▸ Exercise details
For each line below that contains the string "Fyzická", copy that line.

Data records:
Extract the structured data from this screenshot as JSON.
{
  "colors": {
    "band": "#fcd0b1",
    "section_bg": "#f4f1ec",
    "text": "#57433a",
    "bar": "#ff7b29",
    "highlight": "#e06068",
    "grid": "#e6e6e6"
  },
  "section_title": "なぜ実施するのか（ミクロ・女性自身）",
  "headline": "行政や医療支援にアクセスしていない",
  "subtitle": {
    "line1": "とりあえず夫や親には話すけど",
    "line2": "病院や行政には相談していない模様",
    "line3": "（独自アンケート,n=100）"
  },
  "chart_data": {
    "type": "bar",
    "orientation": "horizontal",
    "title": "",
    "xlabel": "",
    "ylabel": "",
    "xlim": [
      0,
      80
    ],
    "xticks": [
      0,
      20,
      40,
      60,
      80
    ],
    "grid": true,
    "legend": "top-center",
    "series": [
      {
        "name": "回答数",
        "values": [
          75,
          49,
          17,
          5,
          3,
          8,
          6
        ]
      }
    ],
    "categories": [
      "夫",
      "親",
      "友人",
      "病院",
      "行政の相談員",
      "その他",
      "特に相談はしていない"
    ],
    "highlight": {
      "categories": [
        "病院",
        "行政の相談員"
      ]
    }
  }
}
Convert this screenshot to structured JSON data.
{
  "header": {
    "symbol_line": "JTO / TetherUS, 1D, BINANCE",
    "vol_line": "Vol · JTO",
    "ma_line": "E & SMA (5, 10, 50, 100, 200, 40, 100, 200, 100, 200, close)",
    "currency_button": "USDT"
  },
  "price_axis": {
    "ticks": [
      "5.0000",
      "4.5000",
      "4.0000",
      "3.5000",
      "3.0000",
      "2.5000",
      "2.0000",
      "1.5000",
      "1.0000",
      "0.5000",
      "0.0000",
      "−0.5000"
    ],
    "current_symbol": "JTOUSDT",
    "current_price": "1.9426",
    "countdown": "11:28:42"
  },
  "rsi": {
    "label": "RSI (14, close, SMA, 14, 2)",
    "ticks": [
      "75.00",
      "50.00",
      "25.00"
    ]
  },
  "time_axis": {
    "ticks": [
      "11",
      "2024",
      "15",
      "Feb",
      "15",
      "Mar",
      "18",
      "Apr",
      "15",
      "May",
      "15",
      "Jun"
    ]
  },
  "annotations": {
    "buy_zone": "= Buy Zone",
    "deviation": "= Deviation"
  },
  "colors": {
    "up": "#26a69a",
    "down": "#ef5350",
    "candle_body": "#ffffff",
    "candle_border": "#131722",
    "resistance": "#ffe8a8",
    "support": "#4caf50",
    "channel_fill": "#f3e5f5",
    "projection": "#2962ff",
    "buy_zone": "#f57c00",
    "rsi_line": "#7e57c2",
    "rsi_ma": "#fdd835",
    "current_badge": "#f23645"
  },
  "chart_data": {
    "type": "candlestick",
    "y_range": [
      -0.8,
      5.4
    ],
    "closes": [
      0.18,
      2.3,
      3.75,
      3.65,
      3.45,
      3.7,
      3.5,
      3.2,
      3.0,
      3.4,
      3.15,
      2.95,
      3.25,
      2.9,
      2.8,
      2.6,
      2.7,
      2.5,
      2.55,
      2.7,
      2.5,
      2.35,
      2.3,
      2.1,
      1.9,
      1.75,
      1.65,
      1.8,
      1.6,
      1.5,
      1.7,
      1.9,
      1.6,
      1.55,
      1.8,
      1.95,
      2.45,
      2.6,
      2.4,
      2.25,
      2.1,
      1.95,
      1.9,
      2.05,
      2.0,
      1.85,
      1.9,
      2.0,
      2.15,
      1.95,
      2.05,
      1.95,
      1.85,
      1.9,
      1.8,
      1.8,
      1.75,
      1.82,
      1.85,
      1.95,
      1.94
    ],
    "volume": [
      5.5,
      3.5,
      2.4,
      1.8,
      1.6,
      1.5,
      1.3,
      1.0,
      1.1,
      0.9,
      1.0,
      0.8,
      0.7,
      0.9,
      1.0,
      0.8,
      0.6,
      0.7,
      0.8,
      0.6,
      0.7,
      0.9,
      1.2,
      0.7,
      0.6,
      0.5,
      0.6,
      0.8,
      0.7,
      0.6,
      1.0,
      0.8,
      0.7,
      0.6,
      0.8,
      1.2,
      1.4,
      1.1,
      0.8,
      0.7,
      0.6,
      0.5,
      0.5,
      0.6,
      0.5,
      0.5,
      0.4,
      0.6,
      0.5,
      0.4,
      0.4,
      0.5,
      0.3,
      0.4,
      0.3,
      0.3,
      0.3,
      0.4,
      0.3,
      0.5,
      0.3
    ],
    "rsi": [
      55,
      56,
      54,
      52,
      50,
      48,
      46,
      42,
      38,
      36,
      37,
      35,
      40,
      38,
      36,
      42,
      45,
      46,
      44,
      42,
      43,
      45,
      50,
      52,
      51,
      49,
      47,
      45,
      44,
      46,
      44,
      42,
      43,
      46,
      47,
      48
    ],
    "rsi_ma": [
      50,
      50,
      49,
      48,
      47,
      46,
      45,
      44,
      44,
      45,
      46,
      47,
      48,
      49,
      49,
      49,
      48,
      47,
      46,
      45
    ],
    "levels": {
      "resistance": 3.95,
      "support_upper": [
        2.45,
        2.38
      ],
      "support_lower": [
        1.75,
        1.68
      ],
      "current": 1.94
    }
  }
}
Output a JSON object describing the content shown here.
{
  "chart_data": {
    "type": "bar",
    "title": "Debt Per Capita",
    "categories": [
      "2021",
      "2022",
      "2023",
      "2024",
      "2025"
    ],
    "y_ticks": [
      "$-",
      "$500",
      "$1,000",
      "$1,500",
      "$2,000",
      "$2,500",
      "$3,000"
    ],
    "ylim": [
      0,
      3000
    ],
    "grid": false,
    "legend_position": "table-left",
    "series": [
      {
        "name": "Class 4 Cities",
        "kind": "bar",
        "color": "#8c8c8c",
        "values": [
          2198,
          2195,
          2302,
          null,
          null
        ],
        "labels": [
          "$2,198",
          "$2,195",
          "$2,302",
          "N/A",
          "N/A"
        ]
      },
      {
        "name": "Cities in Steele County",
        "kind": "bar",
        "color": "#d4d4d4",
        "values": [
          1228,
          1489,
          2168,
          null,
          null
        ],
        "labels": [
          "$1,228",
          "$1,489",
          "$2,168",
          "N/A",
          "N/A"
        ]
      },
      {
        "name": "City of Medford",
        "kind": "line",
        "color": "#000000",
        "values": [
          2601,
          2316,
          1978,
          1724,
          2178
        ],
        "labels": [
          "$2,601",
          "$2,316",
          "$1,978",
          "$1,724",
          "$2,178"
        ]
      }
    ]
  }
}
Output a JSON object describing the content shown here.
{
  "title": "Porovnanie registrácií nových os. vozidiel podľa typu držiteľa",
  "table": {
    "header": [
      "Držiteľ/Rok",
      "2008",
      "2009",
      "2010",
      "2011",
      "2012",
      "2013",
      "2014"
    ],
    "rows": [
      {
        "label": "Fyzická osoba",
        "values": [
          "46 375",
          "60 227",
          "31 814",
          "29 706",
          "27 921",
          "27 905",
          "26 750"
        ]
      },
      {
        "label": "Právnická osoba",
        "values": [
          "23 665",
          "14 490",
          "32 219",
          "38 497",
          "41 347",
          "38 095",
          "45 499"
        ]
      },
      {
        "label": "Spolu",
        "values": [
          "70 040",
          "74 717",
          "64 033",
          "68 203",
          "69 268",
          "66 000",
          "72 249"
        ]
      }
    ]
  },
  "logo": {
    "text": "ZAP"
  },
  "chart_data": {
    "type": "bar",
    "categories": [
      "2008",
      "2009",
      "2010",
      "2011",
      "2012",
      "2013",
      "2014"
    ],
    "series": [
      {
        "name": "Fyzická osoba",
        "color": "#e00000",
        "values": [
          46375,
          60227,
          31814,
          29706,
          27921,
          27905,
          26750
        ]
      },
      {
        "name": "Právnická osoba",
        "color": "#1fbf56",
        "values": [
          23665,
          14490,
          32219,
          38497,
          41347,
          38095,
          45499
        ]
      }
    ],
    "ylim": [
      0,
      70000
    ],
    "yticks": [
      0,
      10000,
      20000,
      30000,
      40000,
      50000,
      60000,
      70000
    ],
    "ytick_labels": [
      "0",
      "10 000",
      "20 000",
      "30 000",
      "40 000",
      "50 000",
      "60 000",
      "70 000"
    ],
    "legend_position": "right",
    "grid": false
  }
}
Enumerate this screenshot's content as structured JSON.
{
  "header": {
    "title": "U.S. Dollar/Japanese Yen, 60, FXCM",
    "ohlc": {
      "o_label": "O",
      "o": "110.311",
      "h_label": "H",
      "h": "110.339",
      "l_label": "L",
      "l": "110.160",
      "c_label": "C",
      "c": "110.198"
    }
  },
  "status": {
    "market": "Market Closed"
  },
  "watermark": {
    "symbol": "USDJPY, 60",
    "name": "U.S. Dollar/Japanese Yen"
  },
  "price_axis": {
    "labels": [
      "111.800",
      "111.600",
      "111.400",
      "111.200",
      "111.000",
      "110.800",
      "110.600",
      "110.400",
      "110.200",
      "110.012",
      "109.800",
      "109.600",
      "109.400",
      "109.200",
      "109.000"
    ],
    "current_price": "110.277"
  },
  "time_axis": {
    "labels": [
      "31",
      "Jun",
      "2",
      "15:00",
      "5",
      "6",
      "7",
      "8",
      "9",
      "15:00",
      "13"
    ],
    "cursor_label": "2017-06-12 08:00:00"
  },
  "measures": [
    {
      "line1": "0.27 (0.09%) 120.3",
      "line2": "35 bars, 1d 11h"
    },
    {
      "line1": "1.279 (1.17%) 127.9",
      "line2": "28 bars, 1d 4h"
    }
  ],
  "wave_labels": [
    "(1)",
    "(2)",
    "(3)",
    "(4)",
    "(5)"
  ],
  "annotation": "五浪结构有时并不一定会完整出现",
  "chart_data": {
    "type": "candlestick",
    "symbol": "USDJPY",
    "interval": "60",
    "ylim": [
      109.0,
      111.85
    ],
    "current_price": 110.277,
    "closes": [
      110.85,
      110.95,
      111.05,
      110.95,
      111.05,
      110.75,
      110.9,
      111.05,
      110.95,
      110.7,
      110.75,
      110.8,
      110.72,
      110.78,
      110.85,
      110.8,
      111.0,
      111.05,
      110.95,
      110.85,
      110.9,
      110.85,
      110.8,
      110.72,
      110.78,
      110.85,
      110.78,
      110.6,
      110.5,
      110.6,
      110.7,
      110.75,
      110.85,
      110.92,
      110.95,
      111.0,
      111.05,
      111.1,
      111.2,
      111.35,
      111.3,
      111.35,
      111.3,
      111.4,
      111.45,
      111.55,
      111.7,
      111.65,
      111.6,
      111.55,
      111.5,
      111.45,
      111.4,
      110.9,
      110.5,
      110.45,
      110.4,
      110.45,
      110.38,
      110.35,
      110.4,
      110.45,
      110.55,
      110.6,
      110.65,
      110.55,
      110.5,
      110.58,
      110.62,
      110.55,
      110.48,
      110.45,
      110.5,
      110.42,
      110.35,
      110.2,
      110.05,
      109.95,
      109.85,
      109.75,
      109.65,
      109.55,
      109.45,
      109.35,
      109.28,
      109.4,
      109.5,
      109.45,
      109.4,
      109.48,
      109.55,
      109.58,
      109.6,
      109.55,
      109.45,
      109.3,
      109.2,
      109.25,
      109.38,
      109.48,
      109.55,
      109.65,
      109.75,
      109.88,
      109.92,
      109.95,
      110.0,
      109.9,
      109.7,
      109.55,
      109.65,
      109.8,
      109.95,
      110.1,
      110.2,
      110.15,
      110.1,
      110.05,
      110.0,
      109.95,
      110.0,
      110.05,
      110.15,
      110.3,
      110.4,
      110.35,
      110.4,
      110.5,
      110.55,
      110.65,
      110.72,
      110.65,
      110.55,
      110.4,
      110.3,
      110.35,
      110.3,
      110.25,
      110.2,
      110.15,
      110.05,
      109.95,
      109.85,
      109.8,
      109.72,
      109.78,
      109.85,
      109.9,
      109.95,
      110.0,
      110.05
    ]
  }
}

▸ Problem solution
        "label": "Fyzická osoba",
        "name": "Fyzická osoba",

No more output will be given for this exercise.